→ **To be done**:
In the data, extract each line that holds the string "this".

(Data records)
== == ==
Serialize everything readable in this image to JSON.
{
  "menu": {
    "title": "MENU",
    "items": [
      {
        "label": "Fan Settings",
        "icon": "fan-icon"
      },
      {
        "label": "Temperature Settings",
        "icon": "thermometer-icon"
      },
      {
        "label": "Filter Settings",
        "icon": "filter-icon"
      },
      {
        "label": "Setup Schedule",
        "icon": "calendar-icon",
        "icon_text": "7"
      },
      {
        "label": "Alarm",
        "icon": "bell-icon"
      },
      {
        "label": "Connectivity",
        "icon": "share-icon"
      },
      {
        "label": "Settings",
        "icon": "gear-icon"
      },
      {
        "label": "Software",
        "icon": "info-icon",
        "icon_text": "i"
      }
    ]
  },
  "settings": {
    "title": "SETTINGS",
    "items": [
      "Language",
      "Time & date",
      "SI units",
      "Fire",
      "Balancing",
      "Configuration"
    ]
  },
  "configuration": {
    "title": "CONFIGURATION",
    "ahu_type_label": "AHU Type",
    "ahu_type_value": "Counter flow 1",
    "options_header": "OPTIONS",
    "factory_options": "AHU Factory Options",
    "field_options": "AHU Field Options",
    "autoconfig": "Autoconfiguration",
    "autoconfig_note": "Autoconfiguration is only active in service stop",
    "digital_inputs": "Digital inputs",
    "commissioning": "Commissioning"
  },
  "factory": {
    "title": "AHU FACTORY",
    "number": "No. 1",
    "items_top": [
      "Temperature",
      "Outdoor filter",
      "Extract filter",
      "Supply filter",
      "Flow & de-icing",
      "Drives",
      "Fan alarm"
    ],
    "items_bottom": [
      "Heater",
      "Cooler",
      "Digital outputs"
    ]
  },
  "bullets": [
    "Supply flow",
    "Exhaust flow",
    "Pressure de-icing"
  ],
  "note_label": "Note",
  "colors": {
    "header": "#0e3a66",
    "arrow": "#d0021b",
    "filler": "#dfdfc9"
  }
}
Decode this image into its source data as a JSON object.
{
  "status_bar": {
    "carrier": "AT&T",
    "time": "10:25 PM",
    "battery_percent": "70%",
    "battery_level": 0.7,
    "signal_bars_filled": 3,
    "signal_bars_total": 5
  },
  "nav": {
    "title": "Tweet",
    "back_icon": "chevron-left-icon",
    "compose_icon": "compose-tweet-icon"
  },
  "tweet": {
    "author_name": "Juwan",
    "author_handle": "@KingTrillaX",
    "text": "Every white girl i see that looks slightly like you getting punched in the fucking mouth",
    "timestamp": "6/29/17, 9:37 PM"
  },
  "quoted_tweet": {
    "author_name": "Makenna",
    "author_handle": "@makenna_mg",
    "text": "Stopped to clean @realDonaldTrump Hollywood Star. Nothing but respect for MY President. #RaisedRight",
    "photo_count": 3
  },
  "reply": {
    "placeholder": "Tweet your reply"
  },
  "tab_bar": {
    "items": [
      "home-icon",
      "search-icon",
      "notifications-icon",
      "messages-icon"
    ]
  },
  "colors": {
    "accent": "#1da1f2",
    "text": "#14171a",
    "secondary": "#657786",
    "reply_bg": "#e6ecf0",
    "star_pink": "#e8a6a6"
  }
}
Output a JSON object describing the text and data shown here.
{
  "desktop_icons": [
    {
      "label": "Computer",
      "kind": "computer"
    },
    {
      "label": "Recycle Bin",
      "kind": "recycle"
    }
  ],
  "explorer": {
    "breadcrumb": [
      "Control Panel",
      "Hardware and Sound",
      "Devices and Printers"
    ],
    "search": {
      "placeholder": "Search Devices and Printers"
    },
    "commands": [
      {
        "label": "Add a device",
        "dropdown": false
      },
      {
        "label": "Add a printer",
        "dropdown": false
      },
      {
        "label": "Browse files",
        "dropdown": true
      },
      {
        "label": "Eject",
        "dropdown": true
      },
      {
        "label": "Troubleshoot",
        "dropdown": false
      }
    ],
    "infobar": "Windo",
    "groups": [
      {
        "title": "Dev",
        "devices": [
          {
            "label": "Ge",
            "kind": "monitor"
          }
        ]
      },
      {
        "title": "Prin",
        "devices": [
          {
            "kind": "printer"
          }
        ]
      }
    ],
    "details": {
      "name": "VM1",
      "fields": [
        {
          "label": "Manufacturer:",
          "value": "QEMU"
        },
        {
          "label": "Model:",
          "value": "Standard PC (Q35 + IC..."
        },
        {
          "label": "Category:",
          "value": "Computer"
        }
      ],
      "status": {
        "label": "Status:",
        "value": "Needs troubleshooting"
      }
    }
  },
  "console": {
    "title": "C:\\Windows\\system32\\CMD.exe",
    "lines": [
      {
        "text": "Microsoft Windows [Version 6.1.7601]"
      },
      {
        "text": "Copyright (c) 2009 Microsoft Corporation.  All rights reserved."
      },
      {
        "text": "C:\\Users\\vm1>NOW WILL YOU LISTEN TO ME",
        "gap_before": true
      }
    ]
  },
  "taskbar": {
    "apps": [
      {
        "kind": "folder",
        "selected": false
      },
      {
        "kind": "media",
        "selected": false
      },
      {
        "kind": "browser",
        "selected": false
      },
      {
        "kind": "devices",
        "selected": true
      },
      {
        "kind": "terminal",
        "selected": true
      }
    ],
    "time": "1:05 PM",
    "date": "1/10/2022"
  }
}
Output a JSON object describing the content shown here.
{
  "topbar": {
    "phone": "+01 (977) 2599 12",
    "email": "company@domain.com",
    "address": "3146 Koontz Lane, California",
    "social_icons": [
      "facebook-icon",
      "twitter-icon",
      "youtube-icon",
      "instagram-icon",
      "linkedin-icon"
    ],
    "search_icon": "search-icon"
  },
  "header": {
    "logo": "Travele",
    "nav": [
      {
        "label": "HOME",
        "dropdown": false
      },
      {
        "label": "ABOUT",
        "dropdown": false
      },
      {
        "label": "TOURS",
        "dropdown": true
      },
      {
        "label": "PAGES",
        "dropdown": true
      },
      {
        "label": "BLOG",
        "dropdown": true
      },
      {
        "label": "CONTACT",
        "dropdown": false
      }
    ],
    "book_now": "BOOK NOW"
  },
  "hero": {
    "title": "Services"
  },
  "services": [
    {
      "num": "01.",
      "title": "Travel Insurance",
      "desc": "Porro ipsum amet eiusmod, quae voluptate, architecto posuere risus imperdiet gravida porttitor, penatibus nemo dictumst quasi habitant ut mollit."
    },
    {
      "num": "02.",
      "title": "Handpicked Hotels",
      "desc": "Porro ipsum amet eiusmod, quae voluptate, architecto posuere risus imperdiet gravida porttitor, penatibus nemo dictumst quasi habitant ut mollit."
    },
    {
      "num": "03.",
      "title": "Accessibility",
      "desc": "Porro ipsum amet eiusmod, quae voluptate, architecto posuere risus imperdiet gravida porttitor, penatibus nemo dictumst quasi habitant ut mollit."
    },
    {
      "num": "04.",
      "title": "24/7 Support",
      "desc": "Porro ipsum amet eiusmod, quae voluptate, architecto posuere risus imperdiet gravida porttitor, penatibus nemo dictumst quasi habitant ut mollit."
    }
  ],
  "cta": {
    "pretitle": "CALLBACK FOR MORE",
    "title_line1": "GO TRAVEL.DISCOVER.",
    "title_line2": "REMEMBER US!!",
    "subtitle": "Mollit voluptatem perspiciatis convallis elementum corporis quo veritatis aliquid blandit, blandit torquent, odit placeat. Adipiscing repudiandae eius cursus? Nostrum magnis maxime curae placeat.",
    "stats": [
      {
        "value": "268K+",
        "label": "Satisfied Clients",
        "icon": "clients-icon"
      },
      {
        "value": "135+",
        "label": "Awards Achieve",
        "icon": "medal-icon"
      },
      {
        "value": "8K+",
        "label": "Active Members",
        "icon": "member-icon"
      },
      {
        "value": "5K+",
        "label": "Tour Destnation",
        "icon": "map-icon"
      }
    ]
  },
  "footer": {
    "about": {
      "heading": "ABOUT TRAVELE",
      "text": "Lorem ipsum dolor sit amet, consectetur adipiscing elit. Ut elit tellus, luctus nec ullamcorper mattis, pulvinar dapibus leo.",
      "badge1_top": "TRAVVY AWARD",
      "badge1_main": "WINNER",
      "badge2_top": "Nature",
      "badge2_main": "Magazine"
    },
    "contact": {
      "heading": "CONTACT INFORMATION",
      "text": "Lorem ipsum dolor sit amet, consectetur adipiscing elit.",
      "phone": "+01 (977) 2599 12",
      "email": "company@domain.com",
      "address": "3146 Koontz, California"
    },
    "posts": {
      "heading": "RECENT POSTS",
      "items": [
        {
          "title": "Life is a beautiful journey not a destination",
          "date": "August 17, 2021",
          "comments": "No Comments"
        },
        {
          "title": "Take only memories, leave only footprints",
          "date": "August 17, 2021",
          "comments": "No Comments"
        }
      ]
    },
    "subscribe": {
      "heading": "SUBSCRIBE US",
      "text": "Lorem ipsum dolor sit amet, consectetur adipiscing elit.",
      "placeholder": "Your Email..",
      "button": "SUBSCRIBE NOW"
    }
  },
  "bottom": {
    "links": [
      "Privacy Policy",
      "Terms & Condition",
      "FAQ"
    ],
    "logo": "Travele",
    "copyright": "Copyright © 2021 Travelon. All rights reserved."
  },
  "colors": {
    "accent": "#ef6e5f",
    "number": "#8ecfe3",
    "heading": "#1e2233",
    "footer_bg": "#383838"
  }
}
== == ==
→ **Complete response**:
Serialize everything readable in this image to JSON.
Decode this image into its source data as a JSON object.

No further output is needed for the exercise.